REQUIRED WORK | Report how many lines in the listing below include the word "PEAK". Write nothing besides the number.

((

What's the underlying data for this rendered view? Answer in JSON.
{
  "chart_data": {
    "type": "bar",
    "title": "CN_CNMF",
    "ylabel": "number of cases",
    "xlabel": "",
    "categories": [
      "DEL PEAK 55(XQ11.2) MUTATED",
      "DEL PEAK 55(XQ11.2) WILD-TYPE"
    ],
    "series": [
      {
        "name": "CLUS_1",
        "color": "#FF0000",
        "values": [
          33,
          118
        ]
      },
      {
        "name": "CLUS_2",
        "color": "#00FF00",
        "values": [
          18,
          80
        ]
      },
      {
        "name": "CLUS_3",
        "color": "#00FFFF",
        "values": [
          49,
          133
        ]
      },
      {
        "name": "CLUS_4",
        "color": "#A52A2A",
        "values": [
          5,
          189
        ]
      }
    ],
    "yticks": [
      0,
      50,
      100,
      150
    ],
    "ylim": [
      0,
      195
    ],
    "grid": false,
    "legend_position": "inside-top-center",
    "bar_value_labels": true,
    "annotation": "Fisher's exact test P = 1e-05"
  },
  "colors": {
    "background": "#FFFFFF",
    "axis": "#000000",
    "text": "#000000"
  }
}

))

RESPONSE | 2